TASK DESCRIPTION: Transcribe the listing that follows in full, omitting pictures.

MATERIALS PROVIDED:
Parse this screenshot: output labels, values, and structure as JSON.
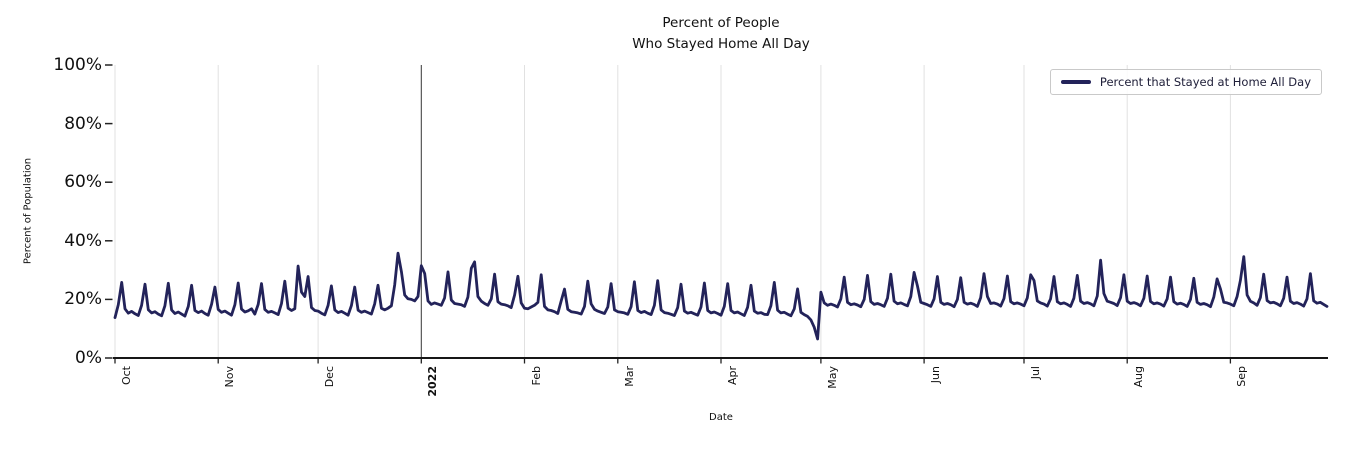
{
  "title": {
    "line1": "Percent of People",
    "line2": "Who Stayed Home All Day"
  },
  "axes": {
    "y_label": "Percent of Population",
    "x_label": "Date",
    "y_ticks": [
      "0%",
      "20%",
      "40%",
      "60%",
      "80%",
      "100%"
    ],
    "x_ticks": [
      {
        "label": "Oct",
        "bold": false
      },
      {
        "label": "Nov",
        "bold": false
      },
      {
        "label": "Dec",
        "bold": false
      },
      {
        "label": "2022",
        "bold": true
      },
      {
        "label": "Feb",
        "bold": false
      },
      {
        "label": "Mar",
        "bold": false
      },
      {
        "label": "Apr",
        "bold": false
      },
      {
        "label": "May",
        "bold": false
      },
      {
        "label": "Jun",
        "bold": false
      },
      {
        "label": "Jul",
        "bold": false
      },
      {
        "label": "Aug",
        "bold": false
      },
      {
        "label": "Sep",
        "bold": false
      }
    ]
  },
  "legend": {
    "label": "Percent that Stayed at Home All Day"
  },
  "colors": {
    "line": "#23235a",
    "grid": "#e1e1e1",
    "year_line": "#3d3d3d",
    "spine": "#161616",
    "tick": "#222222"
  },
  "chart_data": {
    "type": "line",
    "title": "Percent of People Who Stayed Home All Day",
    "xlabel": "Date",
    "ylabel": "Percent of Population",
    "x_start_date": "2021-10-01",
    "x_end_date": "2022-09-30",
    "frequency": "daily",
    "ylim": [
      0,
      100
    ],
    "y_tick_values": [
      0,
      20,
      40,
      60,
      80,
      100
    ],
    "x_tick_positions_days": [
      0,
      31,
      61,
      92,
      123,
      151,
      182,
      212,
      243,
      273,
      304,
      335
    ],
    "x_tick_labels": [
      "Oct",
      "Nov",
      "Dec",
      "2022",
      "Feb",
      "Mar",
      "Apr",
      "May",
      "Jun",
      "Jul",
      "Aug",
      "Sep"
    ],
    "grid": "vertical-only",
    "legend_position": "upper right",
    "annotations": [
      {
        "type": "vline",
        "at_day": 92,
        "meaning": "start of 2022"
      }
    ],
    "series": [
      {
        "name": "Percent that Stayed at Home All Day",
        "color": "#23235a",
        "values": [
          13.8,
          18.2,
          25.8,
          16.8,
          15.3,
          15.9,
          15.1,
          14.5,
          18.0,
          25.2,
          16.5,
          15.4,
          15.8,
          15.0,
          14.4,
          17.8,
          25.5,
          16.4,
          15.2,
          15.7,
          15.0,
          14.3,
          17.6,
          24.8,
          16.2,
          15.5,
          16.0,
          15.2,
          14.6,
          18.4,
          24.2,
          16.6,
          15.6,
          16.0,
          15.3,
          14.6,
          18.2,
          25.6,
          16.7,
          15.7,
          16.1,
          16.8,
          15.0,
          18.3,
          25.4,
          16.6,
          15.6,
          15.9,
          15.4,
          14.8,
          18.6,
          26.2,
          17.0,
          16.2,
          16.8,
          31.4,
          22.5,
          21.0,
          27.8,
          17.2,
          16.2,
          16.0,
          15.3,
          14.7,
          18.0,
          24.6,
          16.4,
          15.5,
          15.9,
          15.3,
          14.6,
          17.9,
          24.2,
          16.3,
          15.6,
          16.0,
          15.5,
          15.0,
          18.5,
          24.8,
          17.0,
          16.4,
          17.0,
          17.8,
          25.0,
          35.8,
          29.5,
          21.5,
          20.2,
          20.0,
          19.5,
          21.0,
          31.5,
          28.8,
          19.5,
          18.3,
          18.8,
          18.4,
          18.0,
          20.5,
          29.4,
          19.8,
          18.6,
          18.4,
          18.2,
          17.6,
          20.8,
          30.6,
          32.8,
          21.0,
          19.4,
          18.6,
          18.0,
          20.2,
          28.6,
          19.2,
          18.4,
          18.2,
          17.8,
          17.2,
          21.5,
          27.9,
          18.8,
          17.0,
          16.8,
          17.4,
          18.0,
          19.0,
          28.4,
          17.6,
          16.4,
          16.2,
          15.8,
          15.2,
          19.5,
          23.5,
          16.6,
          15.8,
          15.6,
          15.4,
          15.0,
          17.6,
          26.2,
          18.5,
          16.6,
          16.0,
          15.6,
          15.2,
          17.4,
          25.4,
          16.4,
          15.8,
          15.6,
          15.4,
          14.9,
          17.5,
          26.0,
          16.2,
          15.5,
          15.9,
          15.3,
          14.8,
          18.0,
          26.4,
          16.4,
          15.5,
          15.3,
          14.9,
          14.5,
          17.2,
          25.2,
          16.0,
          15.3,
          15.6,
          15.1,
          14.6,
          17.4,
          25.6,
          16.2,
          15.4,
          15.7,
          15.2,
          14.6,
          17.6,
          25.4,
          16.2,
          15.4,
          15.7,
          15.1,
          14.5,
          17.3,
          24.8,
          16.0,
          15.3,
          15.5,
          14.9,
          14.8,
          17.8,
          25.8,
          16.3,
          15.4,
          15.6,
          15.0,
          14.4,
          16.8,
          23.6,
          15.6,
          14.8,
          14.2,
          13.0,
          10.5,
          6.5,
          22.5,
          18.8,
          18.0,
          18.4,
          18.0,
          17.4,
          20.2,
          27.6,
          19.0,
          18.2,
          18.5,
          18.1,
          17.5,
          20.0,
          28.2,
          19.2,
          18.3,
          18.6,
          18.2,
          17.6,
          20.4,
          28.6,
          19.4,
          18.5,
          18.8,
          18.3,
          17.8,
          21.0,
          29.2,
          24.5,
          19.0,
          18.6,
          18.2,
          17.6,
          20.2,
          27.8,
          19.0,
          18.3,
          18.6,
          18.2,
          17.5,
          20.0,
          27.4,
          19.0,
          18.4,
          18.7,
          18.3,
          17.6,
          20.6,
          28.8,
          21.0,
          18.6,
          18.8,
          18.4,
          17.7,
          20.3,
          28.0,
          19.2,
          18.5,
          18.8,
          18.4,
          17.8,
          20.5,
          28.4,
          26.5,
          19.5,
          18.8,
          18.4,
          17.7,
          20.2,
          27.8,
          19.2,
          18.5,
          18.8,
          18.3,
          17.6,
          20.4,
          28.2,
          19.4,
          18.6,
          18.9,
          18.5,
          17.8,
          21.2,
          33.4,
          22.0,
          19.4,
          19.0,
          18.6,
          17.9,
          20.6,
          28.4,
          19.4,
          18.6,
          18.9,
          18.5,
          17.8,
          20.4,
          28.0,
          19.3,
          18.5,
          18.8,
          18.4,
          17.7,
          20.2,
          27.6,
          19.2,
          18.4,
          18.7,
          18.3,
          17.6,
          20.0,
          27.2,
          19.0,
          18.3,
          18.6,
          18.2,
          17.5,
          20.8,
          27.0,
          23.5,
          19.0,
          18.8,
          18.4,
          17.8,
          21.0,
          26.5,
          34.6,
          21.5,
          19.4,
          18.8,
          18.0,
          20.6,
          28.6,
          19.6,
          18.8,
          19.0,
          18.5,
          17.8,
          20.4,
          27.6,
          19.4,
          18.6,
          18.9,
          18.4,
          17.7,
          20.2,
          28.8,
          19.5,
          18.7,
          19.0,
          18.3,
          17.6
        ]
      }
    ]
  }
}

SOLUTION FOR THIS PROBLEM:
Parse this screenshot: output labels, values, and structure as JSON.
{
  "title": {
    "line1": "Percent of People",
    "line2": "Who Stayed Home All Day"
  },
  "axes": {
    "y_label": "Percent of Population",
    "x_label": "Date",
    "y_ticks": [
      "0%",
      "20%",
      "40%",
      "60%",
      "80%",
      "100%"
    ],
    "x_ticks": [
      {
        "label": "Oct",
        "bold": false
      },
      {
        "label": "Nov",
        "bold": false
      },
      {
        "label": "Dec",
        "bold": false
      },
      {
        "label": "2022",
        "bold": true
      },
      {
        "label": "Feb",
        "bold": false
      },
      {
        "label": "Mar",
        "bold": false
      },
      {
        "label": "Apr",
        "bold": false
      },
      {
        "label": "May",
        "bold": false
      },
      {
        "label": "Jun",
        "bold": false
      },
      {
        "label": "Jul",
        "bold": false
      },
      {
        "label": "Aug",
        "bold": false
      },
      {
        "label": "Sep",
        "bold": false
      }
    ]
  },
  "legend": {
    "label": "Percent that Stayed at Home All Day"
  },
  "colors": {
    "line": "#23235a",
    "grid": "#e1e1e1",
    "year_line": "#3d3d3d",
    "spine": "#161616",
    "tick": "#222222"
  },
  "chart_data": {
    "type": "line",
    "title": "Percent of People Who Stayed Home All Day",
    "xlabel": "Date",
    "ylabel": "Percent of Population",
    "x_start_date": "2021-10-01",
    "x_end_date": "2022-09-30",
    "frequency": "daily",
    "ylim": [
      0,
      100
    ],
    "y_tick_values": [
      0,
      20,
      40,
      60,
      80,
      100
    ],
    "x_tick_positions_days": [
      0,
      31,
      61,
      92,
      123,
      151,
      182,
      212,
      243,
      273,
      304,
      335
    ],
    "x_tick_labels": [
      "Oct",
      "Nov",
      "Dec",
      "2022",
      "Feb",
      "Mar",
      "Apr",
      "May",
      "Jun",
      "Jul",
      "Aug",
      "Sep"
    ],
    "grid": "vertical-only",
    "legend_position": "upper right",
    "annotations": [
      {
        "type": "vline",
        "at_day": 92,
        "meaning": "start of 2022"
      }
    ],
    "series": [
      {
        "name": "Percent that Stayed at Home All Day",
        "color": "#23235a",
        "values": [
          13.8,
          18.2,
          25.8,
          16.8,
          15.3,
          15.9,
          15.1,
          14.5,
          18.0,
          25.2,
          16.5,
          15.4,
          15.8,
          15.0,
          14.4,
          17.8,
          25.5,
          16.4,
          15.2,
          15.7,
          15.0,
          14.3,
          17.6,
          24.8,
          16.2,
          15.5,
          16.0,
          15.2,
          14.6,
          18.4,
          24.2,
          16.6,
          15.6,
          16.0,
          15.3,
          14.6,
          18.2,
          25.6,
          16.7,
          15.7,
          16.1,
          16.8,
          15.0,
          18.3,
          25.4,
          16.6,
          15.6,
          15.9,
          15.4,
          14.8,
          18.6,
          26.2,
          17.0,
          16.2,
          16.8,
          31.4,
          22.5,
          21.0,
          27.8,
          17.2,
          16.2,
          16.0,
          15.3,
          14.7,
          18.0,
          24.6,
          16.4,
          15.5,
          15.9,
          15.3,
          14.6,
          17.9,
          24.2,
          16.3,
          15.6,
          16.0,
          15.5,
          15.0,
          18.5,
          24.8,
          17.0,
          16.4,
          17.0,
          17.8,
          25.0,
          35.8,
          29.5,
          21.5,
          20.2,
          20.0,
          19.5,
          21.0,
          31.5,
          28.8,
          19.5,
          18.3,
          18.8,
          18.4,
          18.0,
          20.5,
          29.4,
          19.8,
          18.6,
          18.4,
          18.2,
          17.6,
          20.8,
          30.6,
          32.8,
          21.0,
          19.4,
          18.6,
          18.0,
          20.2,
          28.6,
          19.2,
          18.4,
          18.2,
          17.8,
          17.2,
          21.5,
          27.9,
          18.8,
          17.0,
          16.8,
          17.4,
          18.0,
          19.0,
          28.4,
          17.6,
          16.4,
          16.2,
          15.8,
          15.2,
          19.5,
          23.5,
          16.6,
          15.8,
          15.6,
          15.4,
          15.0,
          17.6,
          26.2,
          18.5,
          16.6,
          16.0,
          15.6,
          15.2,
          17.4,
          25.4,
          16.4,
          15.8,
          15.6,
          15.4,
          14.9,
          17.5,
          26.0,
          16.2,
          15.5,
          15.9,
          15.3,
          14.8,
          18.0,
          26.4,
          16.4,
          15.5,
          15.3,
          14.9,
          14.5,
          17.2,
          25.2,
          16.0,
          15.3,
          15.6,
          15.1,
          14.6,
          17.4,
          25.6,
          16.2,
          15.4,
          15.7,
          15.2,
          14.6,
          17.6,
          25.4,
          16.2,
          15.4,
          15.7,
          15.1,
          14.5,
          17.3,
          24.8,
          16.0,
          15.3,
          15.5,
          14.9,
          14.8,
          17.8,
          25.8,
          16.3,
          15.4,
          15.6,
          15.0,
          14.4,
          16.8,
          23.6,
          15.6,
          14.8,
          14.2,
          13.0,
          10.5,
          6.5,
          22.5,
          18.8,
          18.0,
          18.4,
          18.0,
          17.4,
          20.2,
          27.6,
          19.0,
          18.2,
          18.5,
          18.1,
          17.5,
          20.0,
          28.2,
          19.2,
          18.3,
          18.6,
          18.2,
          17.6,
          20.4,
          28.6,
          19.4,
          18.5,
          18.8,
          18.3,
          17.8,
          21.0,
          29.2,
          24.5,
          19.0,
          18.6,
          18.2,
          17.6,
          20.2,
          27.8,
          19.0,
          18.3,
          18.6,
          18.2,
          17.5,
          20.0,
          27.4,
          19.0,
          18.4,
          18.7,
          18.3,
          17.6,
          20.6,
          28.8,
          21.0,
          18.6,
          18.8,
          18.4,
          17.7,
          20.3,
          28.0,
          19.2,
          18.5,
          18.8,
          18.4,
          17.8,
          20.5,
          28.4,
          26.5,
          19.5,
          18.8,
          18.4,
          17.7,
          20.2,
          27.8,
          19.2,
          18.5,
          18.8,
          18.3,
          17.6,
          20.4,
          28.2,
          19.4,
          18.6,
          18.9,
          18.5,
          17.8,
          21.2,
          33.4,
          22.0,
          19.4,
          19.0,
          18.6,
          17.9,
          20.6,
          28.4,
          19.4,
          18.6,
          18.9,
          18.5,
          17.8,
          20.4,
          28.0,
          19.3,
          18.5,
          18.8,
          18.4,
          17.7,
          20.2,
          27.6,
          19.2,
          18.4,
          18.7,
          18.3,
          17.6,
          20.0,
          27.2,
          19.0,
          18.3,
          18.6,
          18.2,
          17.5,
          20.8,
          27.0,
          23.5,
          19.0,
          18.8,
          18.4,
          17.8,
          21.0,
          26.5,
          34.6,
          21.5,
          19.4,
          18.8,
          18.0,
          20.6,
          28.6,
          19.6,
          18.8,
          19.0,
          18.5,
          17.8,
          20.4,
          27.6,
          19.4,
          18.6,
          18.9,
          18.4,
          17.7,
          20.2,
          28.8,
          19.5,
          18.7,
          19.0,
          18.3,
          17.6
        ]
      }
    ]
  }
}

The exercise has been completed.